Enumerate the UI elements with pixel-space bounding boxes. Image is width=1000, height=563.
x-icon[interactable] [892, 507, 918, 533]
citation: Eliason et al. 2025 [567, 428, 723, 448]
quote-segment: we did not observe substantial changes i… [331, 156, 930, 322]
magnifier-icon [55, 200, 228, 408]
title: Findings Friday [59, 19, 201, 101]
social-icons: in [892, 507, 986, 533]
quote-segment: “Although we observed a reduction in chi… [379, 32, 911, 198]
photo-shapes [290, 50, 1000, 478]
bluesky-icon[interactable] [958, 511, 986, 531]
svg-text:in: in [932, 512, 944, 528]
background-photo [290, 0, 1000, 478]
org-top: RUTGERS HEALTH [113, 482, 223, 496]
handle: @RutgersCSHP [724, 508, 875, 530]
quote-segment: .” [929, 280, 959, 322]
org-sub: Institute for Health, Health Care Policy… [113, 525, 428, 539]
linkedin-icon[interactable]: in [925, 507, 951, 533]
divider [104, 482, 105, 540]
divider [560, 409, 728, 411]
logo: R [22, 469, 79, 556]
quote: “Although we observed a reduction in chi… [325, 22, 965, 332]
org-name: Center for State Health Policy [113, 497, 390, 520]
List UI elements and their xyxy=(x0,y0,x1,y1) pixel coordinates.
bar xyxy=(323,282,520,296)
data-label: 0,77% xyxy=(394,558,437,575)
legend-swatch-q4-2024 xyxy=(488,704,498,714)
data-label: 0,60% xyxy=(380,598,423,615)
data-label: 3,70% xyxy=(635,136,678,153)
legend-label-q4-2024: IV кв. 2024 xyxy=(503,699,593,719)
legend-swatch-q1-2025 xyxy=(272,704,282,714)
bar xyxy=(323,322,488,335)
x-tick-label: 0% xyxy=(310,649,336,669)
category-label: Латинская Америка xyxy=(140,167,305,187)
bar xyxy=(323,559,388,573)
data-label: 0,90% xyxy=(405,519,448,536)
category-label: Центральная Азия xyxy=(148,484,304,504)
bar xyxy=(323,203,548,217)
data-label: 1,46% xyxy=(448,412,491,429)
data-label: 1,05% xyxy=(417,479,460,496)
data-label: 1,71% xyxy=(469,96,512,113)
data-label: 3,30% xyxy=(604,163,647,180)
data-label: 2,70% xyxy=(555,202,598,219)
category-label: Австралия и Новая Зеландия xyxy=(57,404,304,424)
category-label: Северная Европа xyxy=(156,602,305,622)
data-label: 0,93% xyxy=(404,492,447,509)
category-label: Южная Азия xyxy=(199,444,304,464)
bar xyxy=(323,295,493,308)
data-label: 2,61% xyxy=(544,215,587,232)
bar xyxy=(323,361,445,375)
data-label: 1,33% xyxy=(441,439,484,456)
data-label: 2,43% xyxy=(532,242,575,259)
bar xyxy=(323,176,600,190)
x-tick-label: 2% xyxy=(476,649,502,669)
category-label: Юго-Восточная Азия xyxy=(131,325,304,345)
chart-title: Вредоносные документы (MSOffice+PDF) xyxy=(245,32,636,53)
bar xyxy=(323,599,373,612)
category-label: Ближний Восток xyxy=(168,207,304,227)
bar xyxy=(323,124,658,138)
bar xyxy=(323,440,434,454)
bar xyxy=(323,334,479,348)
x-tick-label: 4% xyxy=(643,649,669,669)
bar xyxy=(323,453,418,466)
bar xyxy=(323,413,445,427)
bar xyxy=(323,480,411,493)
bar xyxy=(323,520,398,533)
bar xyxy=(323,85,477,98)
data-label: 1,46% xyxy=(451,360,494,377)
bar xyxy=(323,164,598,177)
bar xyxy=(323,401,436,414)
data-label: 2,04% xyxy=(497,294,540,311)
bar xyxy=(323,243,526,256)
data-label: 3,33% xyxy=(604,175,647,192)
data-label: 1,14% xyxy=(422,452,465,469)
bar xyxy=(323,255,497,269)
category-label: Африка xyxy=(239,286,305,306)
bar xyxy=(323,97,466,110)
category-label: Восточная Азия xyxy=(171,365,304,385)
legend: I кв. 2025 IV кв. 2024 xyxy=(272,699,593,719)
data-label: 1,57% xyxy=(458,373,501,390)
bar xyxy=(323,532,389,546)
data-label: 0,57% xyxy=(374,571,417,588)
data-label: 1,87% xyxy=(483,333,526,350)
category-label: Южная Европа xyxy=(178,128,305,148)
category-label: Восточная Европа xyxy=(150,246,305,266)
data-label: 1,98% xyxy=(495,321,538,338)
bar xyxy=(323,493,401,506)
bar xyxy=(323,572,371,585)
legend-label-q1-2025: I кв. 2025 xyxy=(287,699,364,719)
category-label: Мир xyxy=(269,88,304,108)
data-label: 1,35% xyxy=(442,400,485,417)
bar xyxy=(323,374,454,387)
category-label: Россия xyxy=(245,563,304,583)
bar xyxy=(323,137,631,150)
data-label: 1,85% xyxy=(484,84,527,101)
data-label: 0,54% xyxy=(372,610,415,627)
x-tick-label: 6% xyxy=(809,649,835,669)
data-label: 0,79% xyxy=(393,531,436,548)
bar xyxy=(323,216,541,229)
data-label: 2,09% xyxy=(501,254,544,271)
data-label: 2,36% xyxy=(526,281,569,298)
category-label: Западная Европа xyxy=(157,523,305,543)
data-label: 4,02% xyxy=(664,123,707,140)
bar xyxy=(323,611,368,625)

* **What the exercise asks**
Rename every "category-label" in the data to "region-label" and reproduce all the lines with nothing else altered.

* **Result for this task**
Enumerate the UI elements with pixel-space bounding boxes. Image is width=1000, height=563.
x-icon[interactable] [892, 507, 918, 533]
citation: Eliason et al. 2025 [567, 428, 723, 448]
quote-segment: we did not observe substantial changes i… [331, 156, 930, 322]
magnifier-icon [55, 200, 228, 408]
title: Findings Friday [59, 19, 201, 101]
social-icons: in [892, 507, 986, 533]
quote-segment: “Although we observed a reduction in chi… [379, 32, 911, 198]
photo-shapes [290, 50, 1000, 478]
bluesky-icon[interactable] [958, 511, 986, 531]
svg-text:in: in [932, 512, 944, 528]
background-photo [290, 0, 1000, 478]
org-top: RUTGERS HEALTH [113, 482, 223, 496]
handle: @RutgersCSHP [724, 508, 875, 530]
quote-segment: .” [929, 280, 959, 322]
org-sub: Institute for Health, Health Care Policy… [113, 525, 428, 539]
linkedin-icon[interactable]: in [925, 507, 951, 533]
divider [104, 482, 105, 540]
divider [560, 409, 728, 411]
logo: R [22, 469, 79, 556]
quote: “Although we observed a reduction in chi… [325, 22, 965, 332]
org-name: Center for State Health Policy [113, 497, 390, 520]
List UI elements and their xyxy=(x0,y0,x1,y1) pixel coordinates.
bar xyxy=(323,282,520,296)
data-label: 0,77% xyxy=(394,558,437,575)
legend-swatch-q4-2024 xyxy=(488,704,498,714)
data-label: 0,60% xyxy=(380,598,423,615)
data-label: 3,70% xyxy=(635,136,678,153)
legend-label-q4-2024: IV кв. 2024 xyxy=(503,699,593,719)
legend-swatch-q1-2025 xyxy=(272,704,282,714)
bar xyxy=(323,322,488,335)
x-tick-label: 0% xyxy=(310,649,336,669)
region-label: Латинская Америка xyxy=(140,167,305,187)
bar xyxy=(323,559,388,573)
data-label: 0,90% xyxy=(405,519,448,536)
region-label: Центральная Азия xyxy=(148,484,304,504)
bar xyxy=(323,203,548,217)
data-label: 1,46% xyxy=(448,412,491,429)
data-label: 1,05% xyxy=(417,479,460,496)
data-label: 1,71% xyxy=(469,96,512,113)
data-label: 3,30% xyxy=(604,163,647,180)
data-label: 2,70% xyxy=(555,202,598,219)
region-label: Австралия и Новая Зеландия xyxy=(57,404,304,424)
region-label: Северная Европа xyxy=(156,602,305,622)
data-label: 0,93% xyxy=(404,492,447,509)
region-label: Южная Азия xyxy=(199,444,304,464)
bar xyxy=(323,295,493,308)
data-label: 2,61% xyxy=(544,215,587,232)
bar xyxy=(323,361,445,375)
data-label: 1,33% xyxy=(441,439,484,456)
data-label: 2,43% xyxy=(532,242,575,259)
bar xyxy=(323,176,600,190)
x-tick-label: 2% xyxy=(476,649,502,669)
region-label: Юго-Восточная Азия xyxy=(131,325,304,345)
chart-title: Вредоносные документы (MSOffice+PDF) xyxy=(245,32,636,53)
bar xyxy=(323,599,373,612)
region-label: Ближний Восток xyxy=(168,207,304,227)
bar xyxy=(323,124,658,138)
bar xyxy=(323,440,434,454)
bar xyxy=(323,334,479,348)
x-tick-label: 4% xyxy=(643,649,669,669)
bar xyxy=(323,453,418,466)
bar xyxy=(323,413,445,427)
bar xyxy=(323,480,411,493)
bar xyxy=(323,520,398,533)
bar xyxy=(323,85,477,98)
data-label: 1,46% xyxy=(451,360,494,377)
bar xyxy=(323,164,598,177)
bar xyxy=(323,401,436,414)
data-label: 2,04% xyxy=(497,294,540,311)
bar xyxy=(323,243,526,256)
data-label: 3,33% xyxy=(604,175,647,192)
data-label: 1,14% xyxy=(422,452,465,469)
bar xyxy=(323,255,497,269)
region-label: Африка xyxy=(239,286,305,306)
bar xyxy=(323,97,466,110)
region-label: Восточная Азия xyxy=(171,365,304,385)
legend: I кв. 2025 IV кв. 2024 xyxy=(272,699,593,719)
data-label: 1,57% xyxy=(458,373,501,390)
bar xyxy=(323,532,389,546)
data-label: 0,57% xyxy=(374,571,417,588)
data-label: 1,87% xyxy=(483,333,526,350)
region-label: Южная Европа xyxy=(178,128,305,148)
region-label: Восточная Европа xyxy=(150,246,305,266)
data-label: 1,98% xyxy=(495,321,538,338)
bar xyxy=(323,493,401,506)
bar xyxy=(323,572,371,585)
legend-label-q1-2025: I кв. 2025 xyxy=(287,699,364,719)
region-label: Мир xyxy=(269,88,304,108)
data-label: 1,35% xyxy=(442,400,485,417)
bar xyxy=(323,374,454,387)
region-label: Россия xyxy=(245,563,304,583)
bar xyxy=(323,137,631,150)
data-label: 1,85% xyxy=(484,84,527,101)
data-label: 0,54% xyxy=(372,610,415,627)
x-tick-label: 6% xyxy=(809,649,835,669)
data-label: 0,79% xyxy=(393,531,436,548)
bar xyxy=(323,216,541,229)
data-label: 2,09% xyxy=(501,254,544,271)
data-label: 2,36% xyxy=(526,281,569,298)
region-label: Западная Европа xyxy=(157,523,305,543)
data-label: 4,02% xyxy=(664,123,707,140)
bar xyxy=(323,611,368,625)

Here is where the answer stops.